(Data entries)
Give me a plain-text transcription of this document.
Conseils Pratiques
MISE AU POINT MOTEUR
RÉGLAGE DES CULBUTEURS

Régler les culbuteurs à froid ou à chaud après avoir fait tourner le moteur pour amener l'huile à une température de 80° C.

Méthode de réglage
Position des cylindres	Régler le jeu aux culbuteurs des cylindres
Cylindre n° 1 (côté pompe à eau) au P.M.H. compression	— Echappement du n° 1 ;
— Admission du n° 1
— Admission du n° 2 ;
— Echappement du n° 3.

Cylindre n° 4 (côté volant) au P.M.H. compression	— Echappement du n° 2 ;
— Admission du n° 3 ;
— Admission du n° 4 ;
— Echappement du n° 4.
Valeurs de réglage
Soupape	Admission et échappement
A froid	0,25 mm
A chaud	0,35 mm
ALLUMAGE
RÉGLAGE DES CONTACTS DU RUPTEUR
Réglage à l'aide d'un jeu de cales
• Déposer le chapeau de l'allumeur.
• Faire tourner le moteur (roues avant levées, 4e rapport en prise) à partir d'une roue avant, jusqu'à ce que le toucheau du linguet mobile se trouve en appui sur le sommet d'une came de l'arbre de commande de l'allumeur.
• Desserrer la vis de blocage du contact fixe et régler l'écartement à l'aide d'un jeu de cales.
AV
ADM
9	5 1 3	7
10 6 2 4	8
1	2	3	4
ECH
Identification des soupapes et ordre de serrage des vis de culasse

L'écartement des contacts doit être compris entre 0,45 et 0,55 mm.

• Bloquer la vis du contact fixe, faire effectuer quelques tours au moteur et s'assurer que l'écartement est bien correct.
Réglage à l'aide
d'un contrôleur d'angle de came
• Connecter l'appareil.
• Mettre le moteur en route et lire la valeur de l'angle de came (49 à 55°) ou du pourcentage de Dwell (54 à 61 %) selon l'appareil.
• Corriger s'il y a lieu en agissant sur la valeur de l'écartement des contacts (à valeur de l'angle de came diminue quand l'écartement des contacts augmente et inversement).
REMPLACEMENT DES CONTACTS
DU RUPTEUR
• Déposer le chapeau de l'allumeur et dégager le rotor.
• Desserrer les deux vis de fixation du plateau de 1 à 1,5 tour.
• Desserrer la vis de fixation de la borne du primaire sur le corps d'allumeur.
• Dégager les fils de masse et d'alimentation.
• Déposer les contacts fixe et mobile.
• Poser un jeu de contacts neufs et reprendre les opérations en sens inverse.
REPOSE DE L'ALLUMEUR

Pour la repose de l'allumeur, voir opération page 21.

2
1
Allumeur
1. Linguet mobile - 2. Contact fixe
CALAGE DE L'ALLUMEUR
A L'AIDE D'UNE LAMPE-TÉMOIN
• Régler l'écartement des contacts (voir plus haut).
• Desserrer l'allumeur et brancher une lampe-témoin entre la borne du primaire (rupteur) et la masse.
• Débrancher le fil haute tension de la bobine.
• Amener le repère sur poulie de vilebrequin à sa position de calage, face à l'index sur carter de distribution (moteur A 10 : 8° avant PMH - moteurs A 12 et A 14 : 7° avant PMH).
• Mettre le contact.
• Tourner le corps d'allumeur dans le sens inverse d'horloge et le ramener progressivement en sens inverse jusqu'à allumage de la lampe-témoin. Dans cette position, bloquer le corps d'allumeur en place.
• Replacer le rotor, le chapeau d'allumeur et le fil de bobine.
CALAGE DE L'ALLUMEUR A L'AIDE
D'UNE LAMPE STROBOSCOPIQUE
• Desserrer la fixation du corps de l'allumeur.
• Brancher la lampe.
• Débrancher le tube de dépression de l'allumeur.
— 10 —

==

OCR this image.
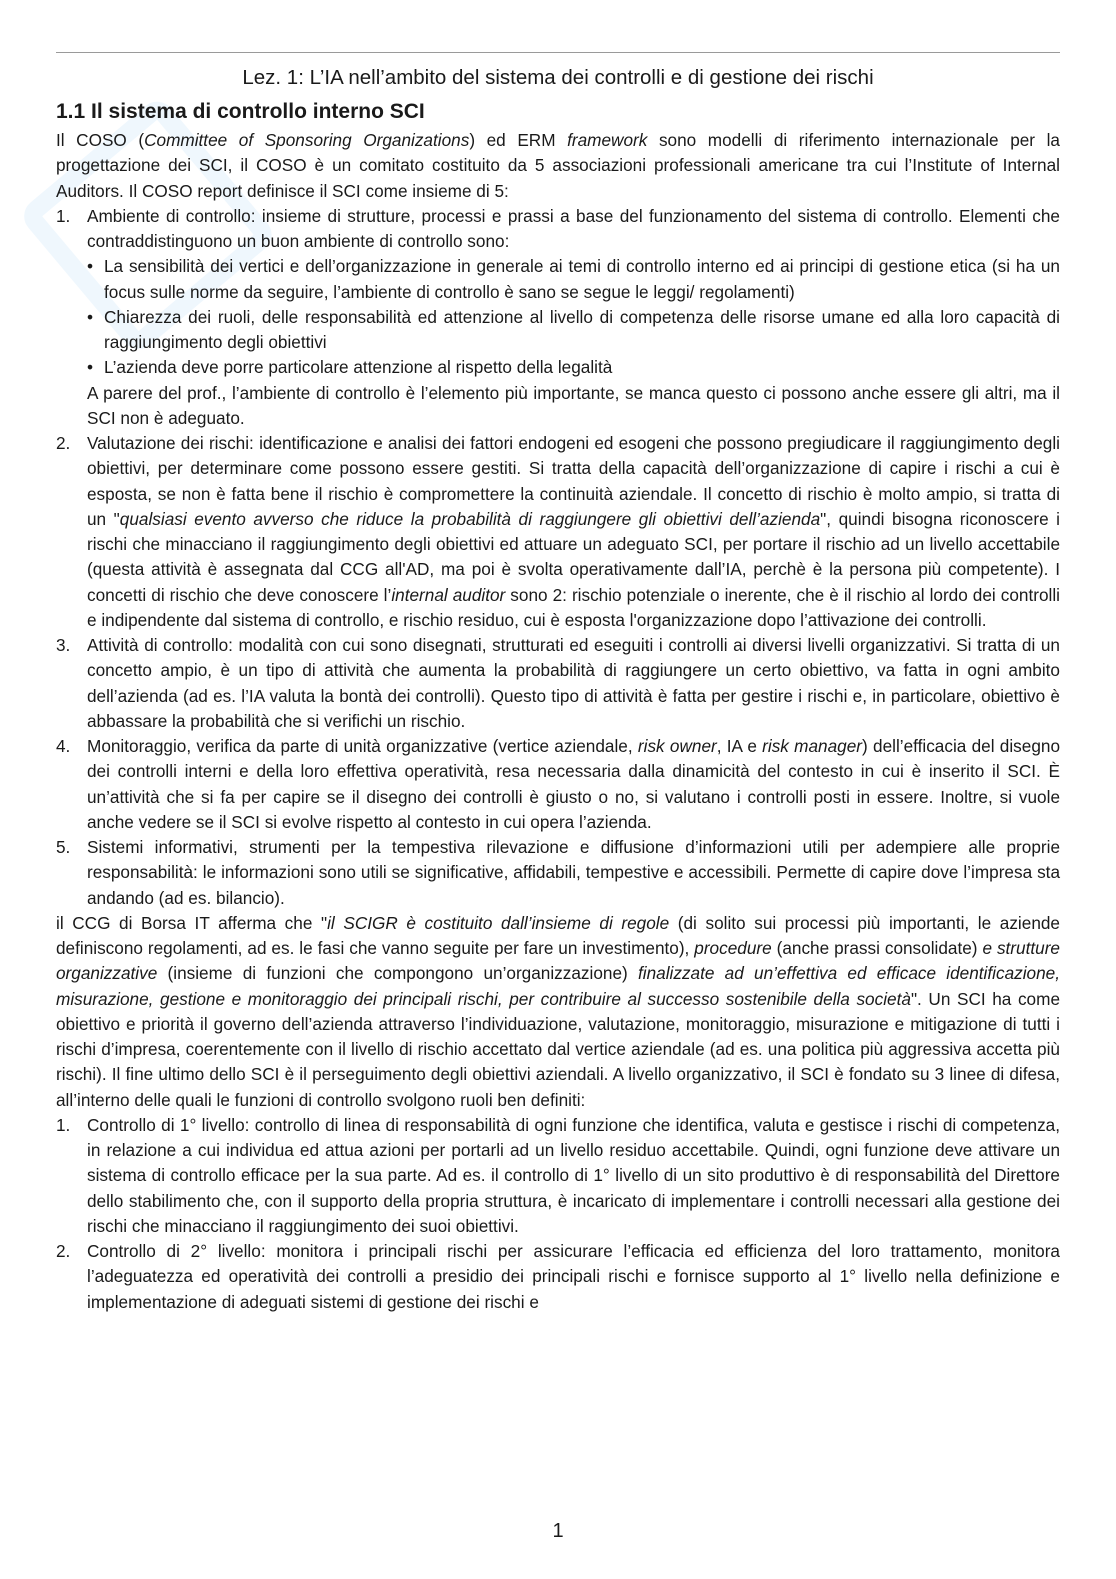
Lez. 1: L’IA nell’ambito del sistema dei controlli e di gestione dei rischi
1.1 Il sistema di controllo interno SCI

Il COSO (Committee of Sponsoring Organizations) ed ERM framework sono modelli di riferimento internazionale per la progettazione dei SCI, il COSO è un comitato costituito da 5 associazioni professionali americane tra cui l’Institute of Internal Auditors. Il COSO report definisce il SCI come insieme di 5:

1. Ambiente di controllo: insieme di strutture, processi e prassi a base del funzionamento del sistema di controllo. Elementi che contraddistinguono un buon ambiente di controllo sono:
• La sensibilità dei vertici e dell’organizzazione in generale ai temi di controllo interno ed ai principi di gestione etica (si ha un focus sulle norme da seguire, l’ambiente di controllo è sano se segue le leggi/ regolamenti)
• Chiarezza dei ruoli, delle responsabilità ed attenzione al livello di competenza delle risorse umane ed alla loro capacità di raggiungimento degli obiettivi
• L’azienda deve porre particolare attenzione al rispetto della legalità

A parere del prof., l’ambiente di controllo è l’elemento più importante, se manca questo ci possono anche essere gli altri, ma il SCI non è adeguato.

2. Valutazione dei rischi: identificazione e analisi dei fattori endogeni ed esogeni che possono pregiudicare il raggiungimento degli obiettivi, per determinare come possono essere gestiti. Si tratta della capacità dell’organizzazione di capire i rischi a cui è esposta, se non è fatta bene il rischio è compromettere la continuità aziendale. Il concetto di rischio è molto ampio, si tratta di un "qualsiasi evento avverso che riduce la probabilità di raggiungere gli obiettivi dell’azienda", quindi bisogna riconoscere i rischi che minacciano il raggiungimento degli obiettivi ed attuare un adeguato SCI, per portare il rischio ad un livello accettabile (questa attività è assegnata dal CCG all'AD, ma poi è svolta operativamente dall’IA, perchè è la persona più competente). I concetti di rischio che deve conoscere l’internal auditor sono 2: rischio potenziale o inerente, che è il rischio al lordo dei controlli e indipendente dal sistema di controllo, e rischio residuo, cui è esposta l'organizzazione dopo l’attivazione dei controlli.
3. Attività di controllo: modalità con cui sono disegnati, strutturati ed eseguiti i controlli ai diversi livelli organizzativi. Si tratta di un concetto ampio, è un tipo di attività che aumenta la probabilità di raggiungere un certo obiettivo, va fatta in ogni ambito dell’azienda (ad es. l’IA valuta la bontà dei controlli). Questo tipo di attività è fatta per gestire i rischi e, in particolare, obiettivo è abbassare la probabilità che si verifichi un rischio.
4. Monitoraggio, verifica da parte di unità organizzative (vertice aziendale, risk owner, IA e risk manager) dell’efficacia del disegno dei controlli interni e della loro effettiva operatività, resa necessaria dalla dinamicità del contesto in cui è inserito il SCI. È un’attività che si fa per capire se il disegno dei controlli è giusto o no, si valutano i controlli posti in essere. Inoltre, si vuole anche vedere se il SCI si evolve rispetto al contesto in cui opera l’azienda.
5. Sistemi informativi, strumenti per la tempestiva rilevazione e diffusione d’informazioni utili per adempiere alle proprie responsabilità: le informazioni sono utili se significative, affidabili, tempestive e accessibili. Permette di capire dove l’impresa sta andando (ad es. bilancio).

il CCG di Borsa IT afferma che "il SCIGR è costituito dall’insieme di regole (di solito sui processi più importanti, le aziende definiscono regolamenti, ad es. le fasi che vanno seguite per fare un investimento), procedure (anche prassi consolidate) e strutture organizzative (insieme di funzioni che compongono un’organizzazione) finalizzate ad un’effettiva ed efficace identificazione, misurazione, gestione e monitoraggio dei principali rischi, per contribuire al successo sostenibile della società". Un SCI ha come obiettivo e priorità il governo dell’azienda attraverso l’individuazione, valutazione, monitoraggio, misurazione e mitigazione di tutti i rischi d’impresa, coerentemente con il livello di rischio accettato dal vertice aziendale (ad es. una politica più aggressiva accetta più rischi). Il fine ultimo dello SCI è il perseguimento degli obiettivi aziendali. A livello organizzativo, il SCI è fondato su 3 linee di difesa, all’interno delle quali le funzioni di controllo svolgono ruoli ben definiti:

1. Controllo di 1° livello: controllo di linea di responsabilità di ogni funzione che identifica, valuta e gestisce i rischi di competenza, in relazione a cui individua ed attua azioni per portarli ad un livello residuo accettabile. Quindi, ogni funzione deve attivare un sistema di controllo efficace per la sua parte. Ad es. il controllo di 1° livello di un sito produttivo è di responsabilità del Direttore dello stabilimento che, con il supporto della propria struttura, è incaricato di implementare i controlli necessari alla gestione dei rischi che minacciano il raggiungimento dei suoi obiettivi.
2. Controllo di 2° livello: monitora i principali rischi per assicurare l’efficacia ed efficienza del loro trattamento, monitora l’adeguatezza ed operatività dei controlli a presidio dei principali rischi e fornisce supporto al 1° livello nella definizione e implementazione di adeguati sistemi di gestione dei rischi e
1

* * *

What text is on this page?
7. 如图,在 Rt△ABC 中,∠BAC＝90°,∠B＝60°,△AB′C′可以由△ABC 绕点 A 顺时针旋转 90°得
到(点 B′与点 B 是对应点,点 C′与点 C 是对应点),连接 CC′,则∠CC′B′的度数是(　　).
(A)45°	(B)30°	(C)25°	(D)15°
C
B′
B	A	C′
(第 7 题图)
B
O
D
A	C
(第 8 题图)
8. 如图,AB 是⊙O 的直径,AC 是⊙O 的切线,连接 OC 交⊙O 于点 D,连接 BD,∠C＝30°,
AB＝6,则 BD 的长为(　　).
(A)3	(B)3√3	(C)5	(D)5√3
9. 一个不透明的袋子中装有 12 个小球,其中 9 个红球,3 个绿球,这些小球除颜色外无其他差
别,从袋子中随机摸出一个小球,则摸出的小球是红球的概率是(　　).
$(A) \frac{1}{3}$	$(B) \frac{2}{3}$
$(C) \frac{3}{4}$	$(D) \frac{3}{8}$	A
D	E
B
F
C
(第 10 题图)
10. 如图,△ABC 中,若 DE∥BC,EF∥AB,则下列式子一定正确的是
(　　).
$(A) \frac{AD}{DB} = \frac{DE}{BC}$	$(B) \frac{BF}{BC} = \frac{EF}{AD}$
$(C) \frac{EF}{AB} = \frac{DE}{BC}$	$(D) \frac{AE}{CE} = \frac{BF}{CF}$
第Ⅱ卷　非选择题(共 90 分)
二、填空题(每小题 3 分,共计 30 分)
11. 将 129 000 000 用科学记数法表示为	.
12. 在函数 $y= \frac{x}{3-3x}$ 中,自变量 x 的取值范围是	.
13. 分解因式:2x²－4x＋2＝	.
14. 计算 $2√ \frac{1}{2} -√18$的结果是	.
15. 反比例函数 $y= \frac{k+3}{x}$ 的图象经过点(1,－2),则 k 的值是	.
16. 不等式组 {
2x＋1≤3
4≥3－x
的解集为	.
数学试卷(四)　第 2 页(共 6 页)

● GOAL OF THE EXERCISE
Show every line of the records above that contains the word "primaire".

● THE SOLUTION
• Desserrer la vis de fixation de la borne du primaire sur le corps d'allumeur.
• Desserrer l'allumeur et brancher une lampe-témoin entre la borne du primaire (rupteur) et la masse.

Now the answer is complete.